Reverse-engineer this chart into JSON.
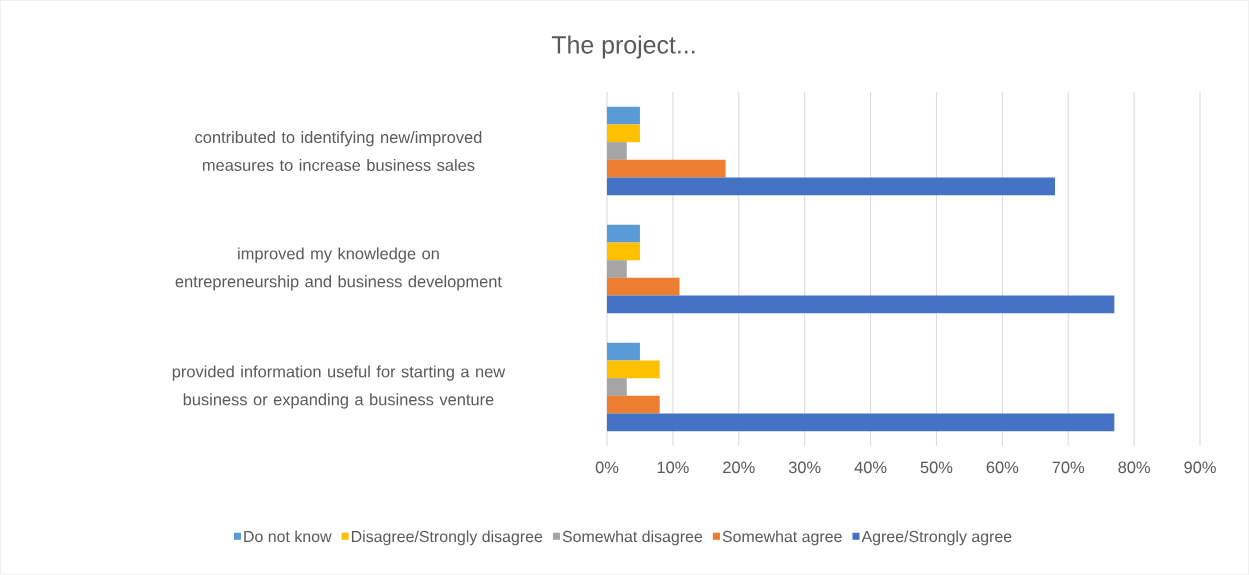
{
  "chart_data": {
    "type": "bar",
    "orientation": "horizontal",
    "title": "The project...",
    "categories": [
      "contributed to identifying new/improved measures to increase business sales",
      "improved my knowledge on entrepreneurship and business development",
      "provided information useful for starting a new business or expanding a business venture"
    ],
    "series": [
      {
        "name": "Do not know",
        "color": "#5b9bd5",
        "values": [
          5,
          5,
          5
        ]
      },
      {
        "name": "Disagree/Strongly disagree",
        "color": "#ffc000",
        "values": [
          5,
          5,
          8
        ]
      },
      {
        "name": "Somewhat disagree",
        "color": "#a5a5a5",
        "values": [
          3,
          3,
          3
        ]
      },
      {
        "name": "Somewhat agree",
        "color": "#ed7d31",
        "values": [
          18,
          11,
          8
        ]
      },
      {
        "name": "Agree/Strongly agree",
        "color": "#4472c4",
        "values": [
          68,
          77,
          77
        ]
      }
    ],
    "xlim": [
      0,
      90
    ],
    "xticks": [
      {
        "value": 0,
        "label": "0%"
      },
      {
        "value": 10,
        "label": "10%"
      },
      {
        "value": 20,
        "label": "20%"
      },
      {
        "value": 30,
        "label": "30%"
      },
      {
        "value": 40,
        "label": "40%"
      },
      {
        "value": 50,
        "label": "50%"
      },
      {
        "value": 60,
        "label": "60%"
      },
      {
        "value": 70,
        "label": "70%"
      },
      {
        "value": 80,
        "label": "80%"
      },
      {
        "value": 90,
        "label": "90%"
      }
    ],
    "grid": "x",
    "legend": "bottom"
  }
}
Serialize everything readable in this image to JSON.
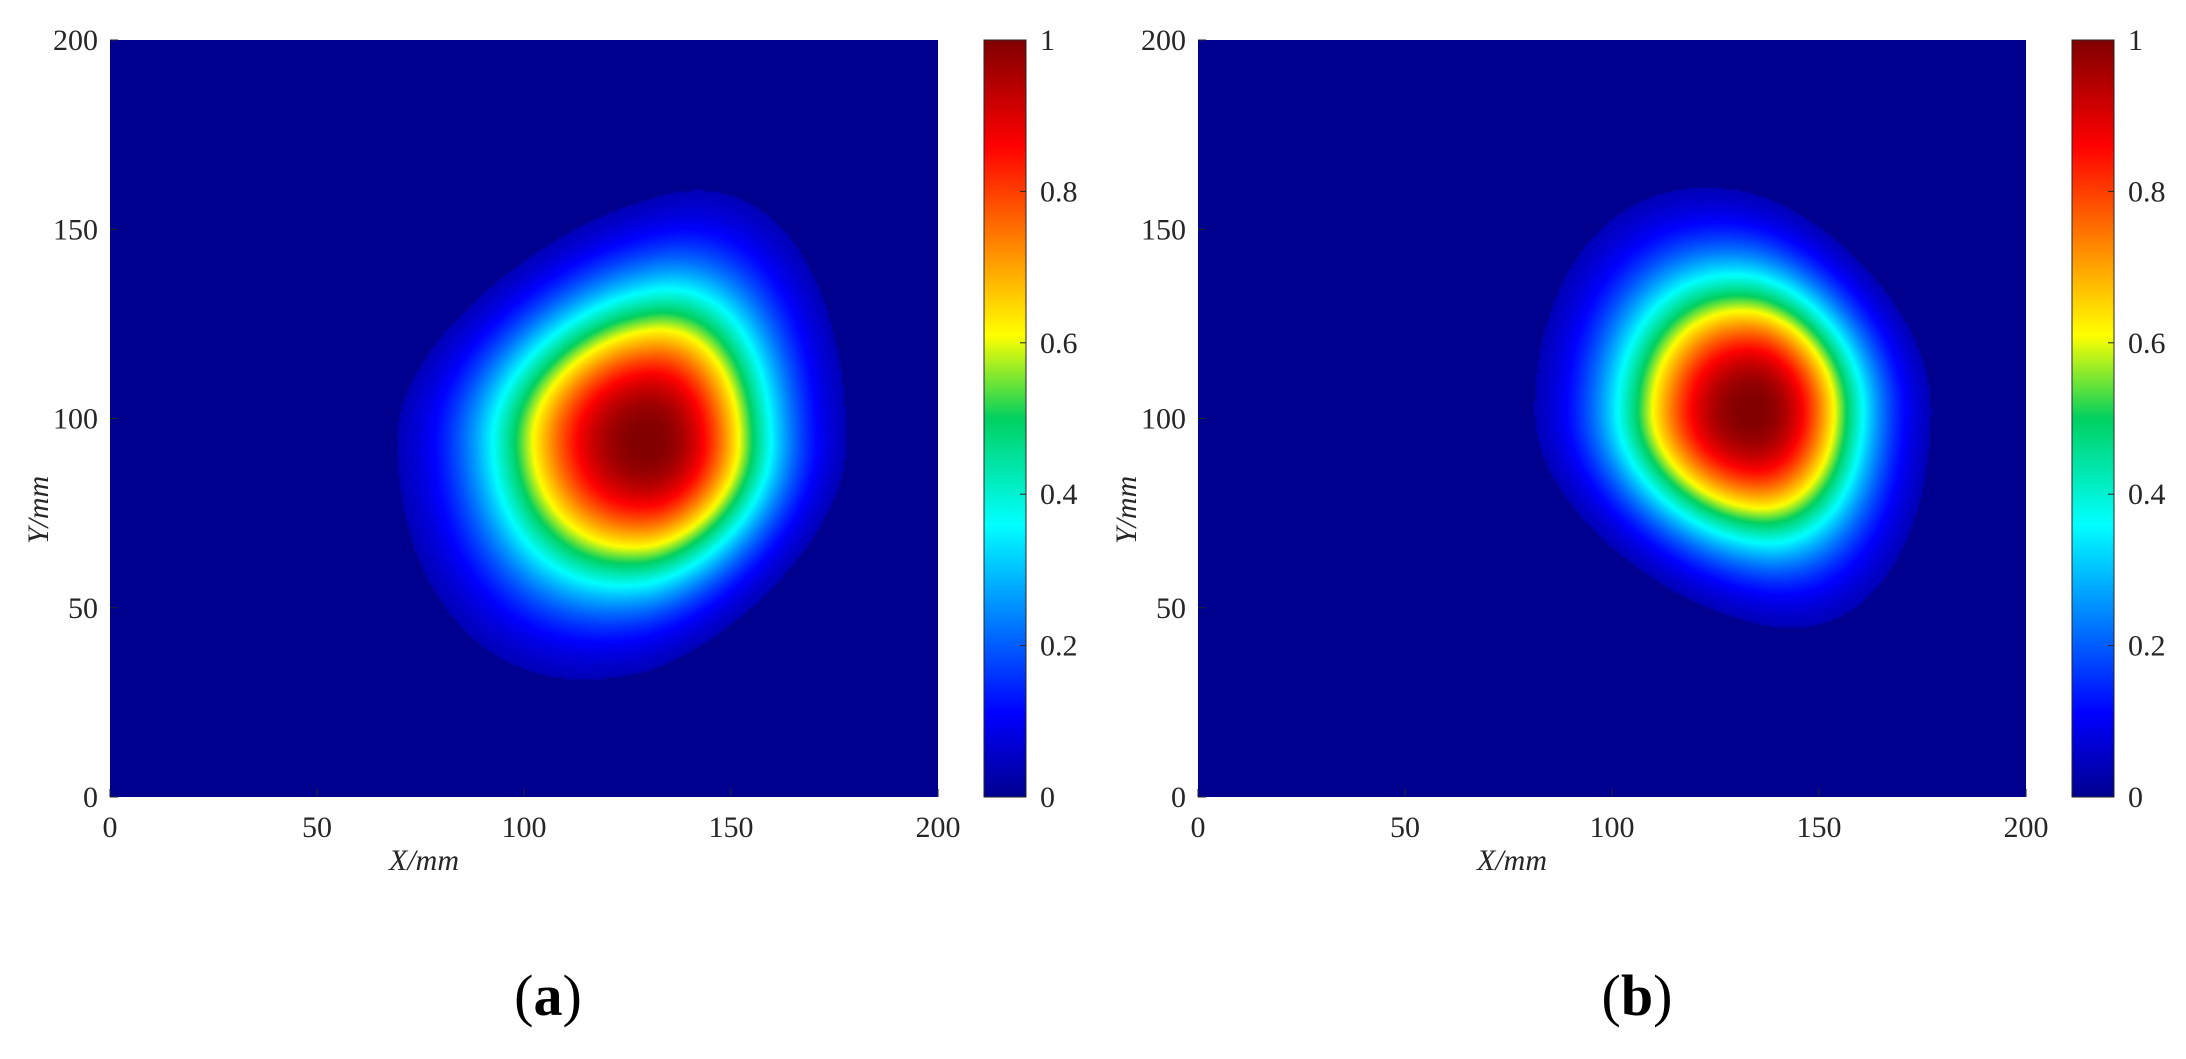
{
  "chart_data": [
    {
      "type": "heatmap",
      "panel_label": "(a)",
      "panel_letter": "a",
      "xlabel": "X/mm",
      "ylabel": "Y/mm",
      "xlim": [
        0,
        200
      ],
      "ylim": [
        0,
        200
      ],
      "xticks": [
        0,
        50,
        100,
        150,
        200
      ],
      "yticks": [
        0,
        50,
        100,
        150,
        200
      ],
      "colorbar": {
        "range": [
          0,
          1
        ],
        "ticks": [
          0,
          0.2,
          0.4,
          0.6,
          0.8,
          1
        ],
        "colormap": "jet"
      },
      "field": {
        "peak_x": 130,
        "peak_y": 94,
        "peak_value": 1.0,
        "spread_x_left": 38,
        "spread_x_right": 30,
        "spread_y_down": 38,
        "spread_y_up": 40,
        "skew": 0.18
      },
      "background_color": "#00008f"
    },
    {
      "type": "heatmap",
      "panel_label": "(b)",
      "panel_letter": "b",
      "xlabel": "X/mm",
      "ylabel": "Y/mm",
      "xlim": [
        0,
        200
      ],
      "ylim": [
        0,
        200
      ],
      "xticks": [
        0,
        50,
        100,
        150,
        200
      ],
      "yticks": [
        0,
        50,
        100,
        150,
        200
      ],
      "colorbar": {
        "range": [
          0,
          1
        ],
        "ticks": [
          0,
          0.2,
          0.4,
          0.6,
          0.8,
          1
        ],
        "colormap": "jet"
      },
      "field": {
        "peak_x": 134,
        "peak_y": 102,
        "peak_value": 1.0,
        "spread_x_left": 33,
        "spread_x_right": 27,
        "spread_y_down": 35,
        "spread_y_up": 36,
        "skew": -0.15
      },
      "background_color": "#00008f"
    }
  ]
}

-*-

EXERCISE DETAILS:
Copy every record above exactly, leaving out the pictures.

CORRECT RESULT:
Reverse-engineer this chart into JSON.
{
  "chart_data": {
    "type": "bar",
    "orientation": "horizontal",
    "title": "The project...",
    "categories": [
      "contributed to identifying new/improved measures to increase business sales",
      "improved my knowledge on entrepreneurship and business development",
      "provided information useful for starting a new business or expanding a business venture"
    ],
    "series": [
      {
        "name": "Do not know",
        "color": "#5b9bd5",
        "values": [
          5,
          5,
          5
        ]
      },
      {
        "name": "Disagree/Strongly disagree",
        "color": "#ffc000",
        "values": [
          5,
          5,
          8
        ]
      },
      {
        "name": "Somewhat disagree",
        "color": "#a5a5a5",
        "values": [
          3,
          3,
          3
        ]
      },
      {
        "name": "Somewhat agree",
        "color": "#ed7d31",
        "values": [
          18,
          11,
          8
        ]
      },
      {
        "name": "Agree/Strongly agree",
        "color": "#4472c4",
        "values": [
          68,
          77,
          77
        ]
      }
    ],
    "xlim": [
      0,
      90
    ],
    "xticks": [
      {
        "value": 0,
        "label": "0%"
      },
      {
        "value": 10,
        "label": "10%"
      },
      {
        "value": 20,
        "label": "20%"
      },
      {
        "value": 30,
        "label": "30%"
      },
      {
        "value": 40,
        "label": "40%"
      },
      {
        "value": 50,
        "label": "50%"
      },
      {
        "value": 60,
        "label": "60%"
      },
      {
        "value": 70,
        "label": "70%"
      },
      {
        "value": 80,
        "label": "80%"
      },
      {
        "value": 90,
        "label": "90%"
      }
    ],
    "grid": "x",
    "legend": "bottom"
  }
}
Serialize everything readable in this image to JSON.
{
  "chart_data": [
    {
      "type": "heatmap",
      "panel_label": "(a)",
      "panel_letter": "a",
      "xlabel": "X/mm",
      "ylabel": "Y/mm",
      "xlim": [
        0,
        200
      ],
      "ylim": [
        0,
        200
      ],
      "xticks": [
        0,
        50,
        100,
        150,
        200
      ],
      "yticks": [
        0,
        50,
        100,
        150,
        200
      ],
      "colorbar": {
        "range": [
          0,
          1
        ],
        "ticks": [
          0,
          0.2,
          0.4,
          0.6,
          0.8,
          1
        ],
        "colormap": "jet"
      },
      "field": {
        "peak_x": 130,
        "peak_y": 94,
        "peak_value": 1.0,
        "spread_x_left": 38,
        "spread_x_right": 30,
        "spread_y_down": 38,
        "spread_y_up": 40,
        "skew": 0.18
      },
      "background_color": "#00008f"
    },
    {
      "type": "heatmap",
      "panel_label": "(b)",
      "panel_letter": "b",
      "xlabel": "X/mm",
      "ylabel": "Y/mm",
      "xlim": [
        0,
        200
      ],
      "ylim": [
        0,
        200
      ],
      "xticks": [
        0,
        50,
        100,
        150,
        200
      ],
      "yticks": [
        0,
        50,
        100,
        150,
        200
      ],
      "colorbar": {
        "range": [
          0,
          1
        ],
        "ticks": [
          0,
          0.2,
          0.4,
          0.6,
          0.8,
          1
        ],
        "colormap": "jet"
      },
      "field": {
        "peak_x": 134,
        "peak_y": 102,
        "peak_value": 1.0,
        "spread_x_left": 33,
        "spread_x_right": 27,
        "spread_y_down": 35,
        "spread_y_up": 36,
        "skew": -0.15
      },
      "background_color": "#00008f"
    }
  ]
}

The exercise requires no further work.